### [Exercise goal]
Write out every line below that includes the word "secured".

--

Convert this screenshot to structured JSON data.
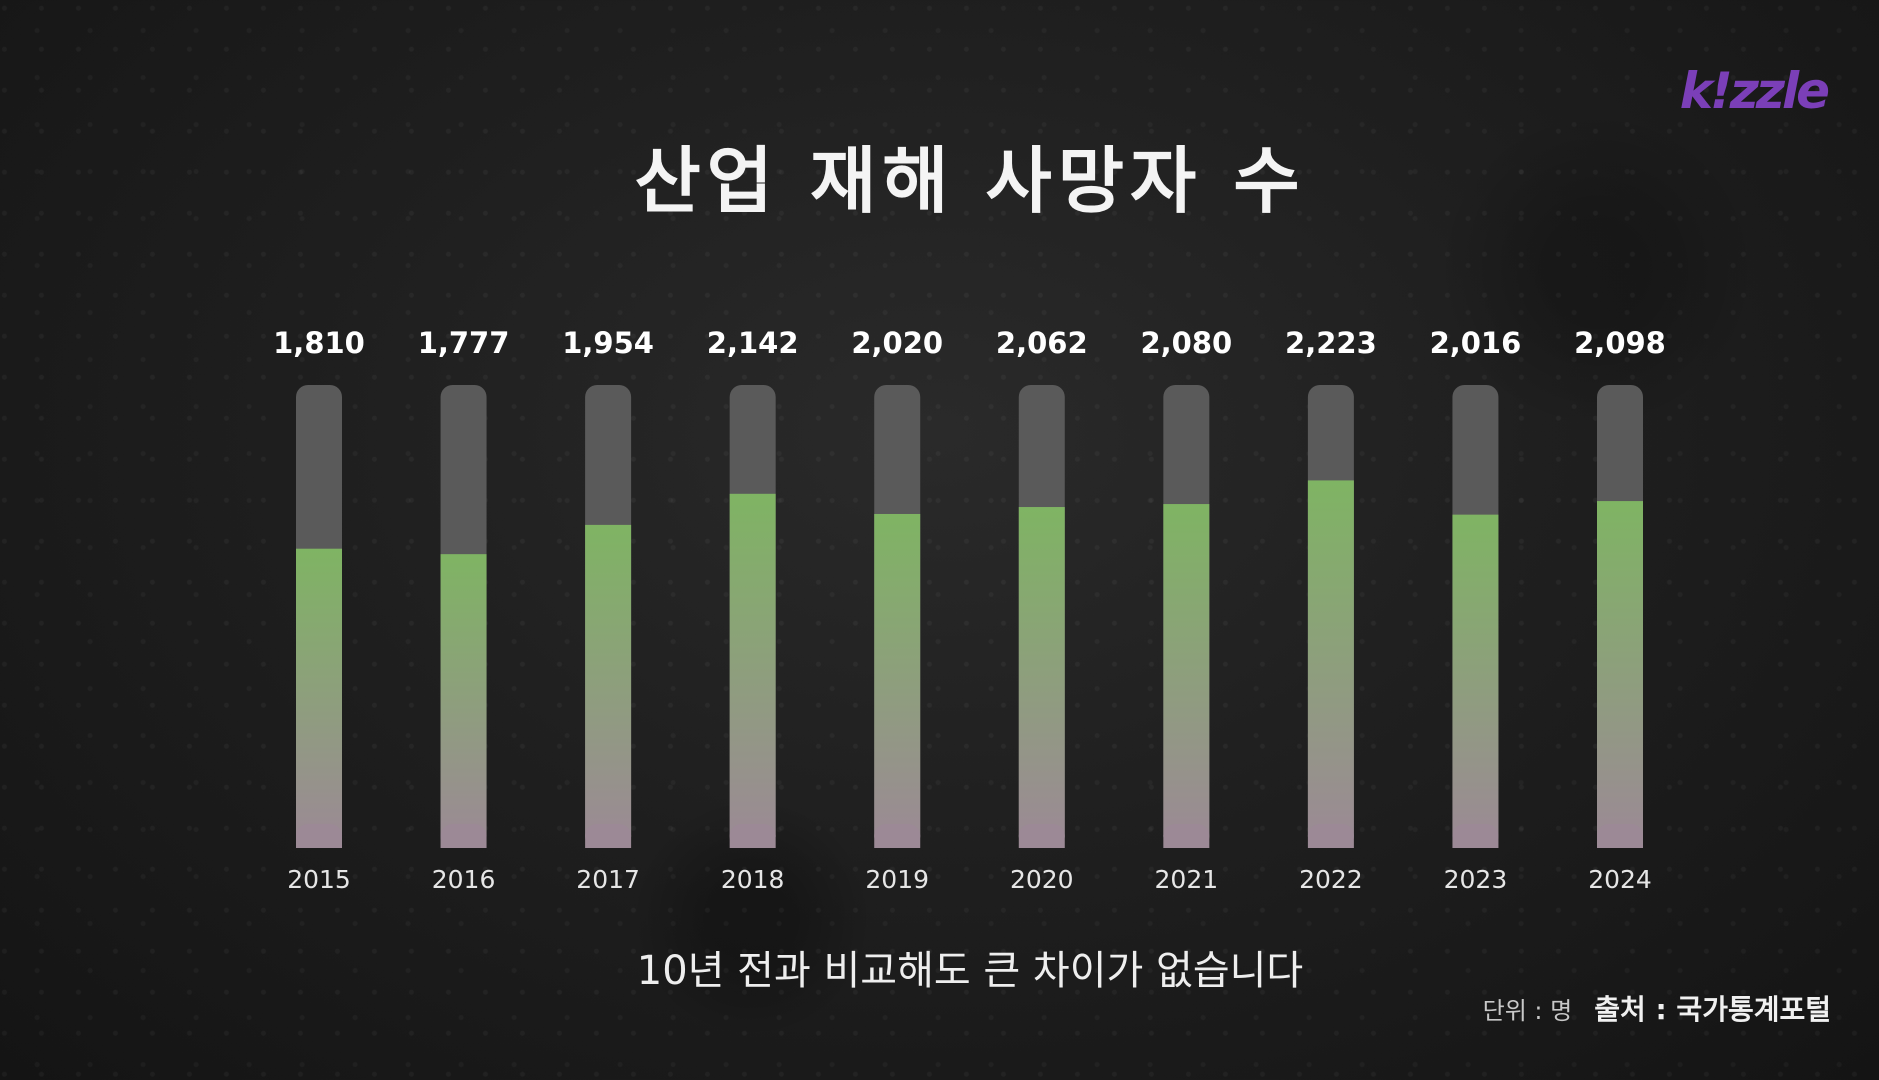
{
  "brand": {
    "logo_text": "k!zzle",
    "logo_color": "#7b3fb8"
  },
  "title": "산업 재해 사망자 수",
  "subtitle": "10년 전과 비교해도 큰 차이가 없습니다",
  "footer": {
    "unit": "단위 : 명",
    "source": "출처 : 국가통계포털"
  },
  "colors": {
    "bar_track": "#5a5a5a",
    "bar_fill_top": "#7fb463",
    "bar_fill_bottom": "#9c8996",
    "value_label": "#ffffff",
    "year_label": "#e6e6e6"
  },
  "chart_data": {
    "type": "bar",
    "categories": [
      "2015",
      "2016",
      "2017",
      "2018",
      "2019",
      "2020",
      "2021",
      "2022",
      "2023",
      "2024"
    ],
    "values": [
      1810,
      1777,
      1954,
      2142,
      2020,
      2062,
      2080,
      2223,
      2016,
      2098
    ],
    "value_labels": [
      "1,810",
      "1,777",
      "1,954",
      "2,142",
      "2,020",
      "2,062",
      "2,080",
      "2,223",
      "2,016",
      "2,098"
    ],
    "title": "산업 재해 사망자 수",
    "xlabel": "",
    "ylabel": "",
    "unit": "명",
    "grid": false,
    "legend": "none"
  }
}
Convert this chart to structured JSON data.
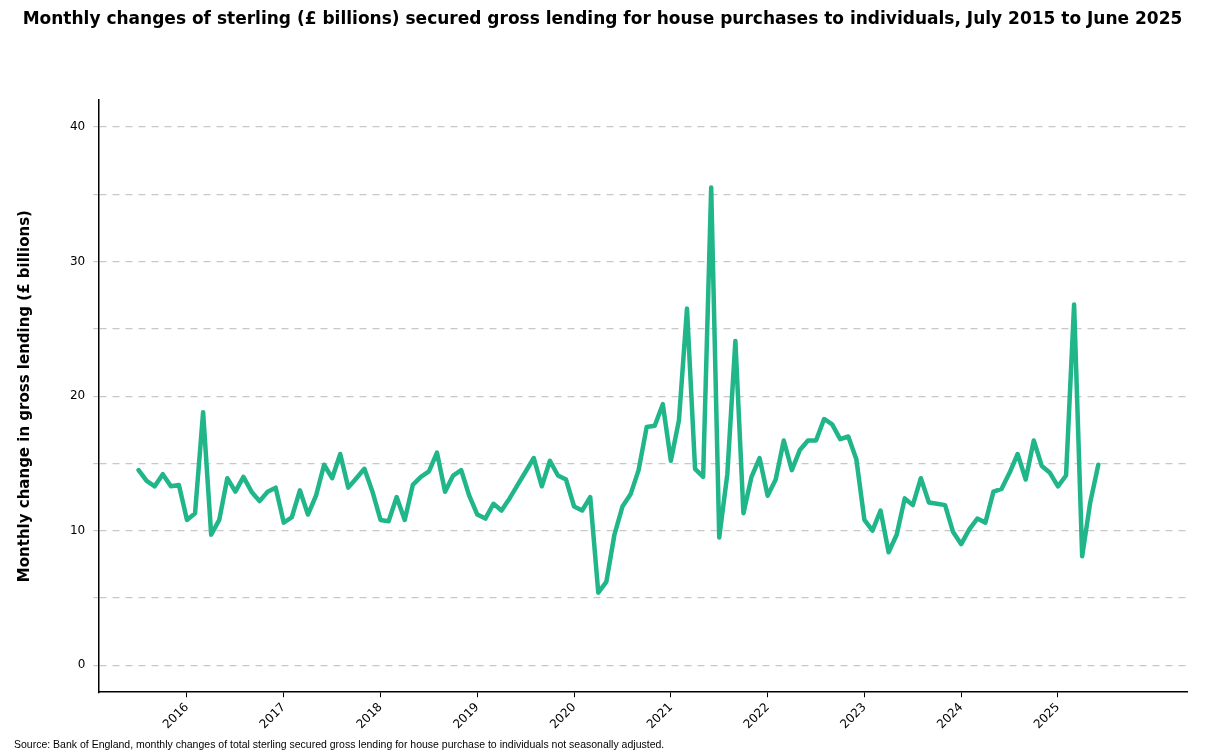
{
  "chart_data": {
    "type": "line",
    "title": "Monthly changes of sterling (£ billions) secured gross lending for house purchases to individuals, July 2015 to June 2025",
    "ylabel": "Monthly change in gross lending (£ billions)",
    "annotations": [
      "Source: Bank of England, monthly changes of total sterling secured gross lending for house purchase to individuals not seasonally adjusted."
    ],
    "x": [
      "2015-07",
      "2015-08",
      "2015-09",
      "2015-10",
      "2015-11",
      "2015-12",
      "2016-01",
      "2016-02",
      "2016-03",
      "2016-04",
      "2016-05",
      "2016-06",
      "2016-07",
      "2016-08",
      "2016-09",
      "2016-10",
      "2016-11",
      "2016-12",
      "2017-01",
      "2017-02",
      "2017-03",
      "2017-04",
      "2017-05",
      "2017-06",
      "2017-07",
      "2017-08",
      "2017-09",
      "2017-10",
      "2017-11",
      "2017-12",
      "2018-01",
      "2018-02",
      "2018-03",
      "2018-04",
      "2018-05",
      "2018-06",
      "2018-07",
      "2018-08",
      "2018-09",
      "2018-10",
      "2018-11",
      "2018-12",
      "2019-01",
      "2019-02",
      "2019-03",
      "2019-04",
      "2019-05",
      "2019-06",
      "2019-07",
      "2019-08",
      "2019-09",
      "2019-10",
      "2019-11",
      "2019-12",
      "2020-01",
      "2020-02",
      "2020-03",
      "2020-04",
      "2020-05",
      "2020-06",
      "2020-07",
      "2020-08",
      "2020-09",
      "2020-10",
      "2020-11",
      "2020-12",
      "2021-01",
      "2021-02",
      "2021-03",
      "2021-04",
      "2021-05",
      "2021-06",
      "2021-07",
      "2021-08",
      "2021-09",
      "2021-10",
      "2021-11",
      "2021-12",
      "2022-01",
      "2022-02",
      "2022-03",
      "2022-04",
      "2022-05",
      "2022-06",
      "2022-07",
      "2022-08",
      "2022-09",
      "2022-10",
      "2022-11",
      "2022-12",
      "2023-01",
      "2023-02",
      "2023-03",
      "2023-04",
      "2023-05",
      "2023-06",
      "2023-07",
      "2023-08",
      "2023-09",
      "2023-10",
      "2023-11",
      "2023-12",
      "2024-01",
      "2024-02",
      "2024-03",
      "2024-04",
      "2024-05",
      "2024-06",
      "2024-07",
      "2024-08",
      "2024-09",
      "2024-10",
      "2024-11",
      "2024-12",
      "2025-01",
      "2025-02",
      "2025-03",
      "2025-04",
      "2025-05",
      "2025-06"
    ],
    "series": [
      {
        "color": "#21b58a",
        "values": [
          14.5,
          13.7,
          13.3,
          14.2,
          13.3,
          13.4,
          10.8,
          11.3,
          18.8,
          9.7,
          10.8,
          13.9,
          12.9,
          14.0,
          12.9,
          12.2,
          12.9,
          13.2,
          10.6,
          11.0,
          13.0,
          11.2,
          12.6,
          14.9,
          13.9,
          15.7,
          13.2,
          13.9,
          14.6,
          12.9,
          10.8,
          10.7,
          12.5,
          10.8,
          13.4,
          14.0,
          14.4,
          15.8,
          12.9,
          14.1,
          14.5,
          12.6,
          11.2,
          10.9,
          12.0,
          11.5,
          12.4,
          13.4,
          14.4,
          15.4,
          13.3,
          15.2,
          14.1,
          13.8,
          11.8,
          11.5,
          12.5,
          5.4,
          6.2,
          9.7,
          11.8,
          12.7,
          14.5,
          17.7,
          17.8,
          19.4,
          15.2,
          18.2,
          26.5,
          14.6,
          14.0,
          35.5,
          9.5,
          14.2,
          24.1,
          11.3,
          14.0,
          15.4,
          12.6,
          13.8,
          16.7,
          14.5,
          16.0,
          16.7,
          16.7,
          18.3,
          17.9,
          16.8,
          17.0,
          15.3,
          10.8,
          10.0,
          11.5,
          8.4,
          9.7,
          12.4,
          11.9,
          13.9,
          12.1,
          12.0,
          11.9,
          9.9,
          9.0,
          10.1,
          10.9,
          10.6,
          12.9,
          13.1,
          14.3,
          15.7,
          13.8,
          16.7,
          14.8,
          14.3,
          13.3,
          14.1,
          26.8,
          8.1,
          12.1,
          14.9
        ]
      }
    ],
    "xlim": [
      "2015-02",
      "2026-05"
    ],
    "xticks": [
      "2016",
      "2017",
      "2018",
      "2019",
      "2020",
      "2021",
      "2022",
      "2023",
      "2024",
      "2025"
    ],
    "ylim": [
      -2,
      42
    ],
    "yticks": [
      0,
      {
        "value": 5,
        "label": null
      },
      10,
      {
        "value": 15,
        "label": null
      },
      20,
      {
        "value": 25,
        "label": null
      },
      30,
      {
        "value": 35,
        "label": null
      },
      40
    ],
    "grid": "y",
    "legend": false,
    "marker": "none",
    "line_style": "solid"
  }
}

--

### [Finished exercise]
    "title": "Monthly changes of sterling (£ billions) secured gross lending for house purchases to individuals, July 2015 to June 2025",
      "Source: Bank of England, monthly changes of total sterling secured gross lending for house purchase to individuals not seasonally adjusted."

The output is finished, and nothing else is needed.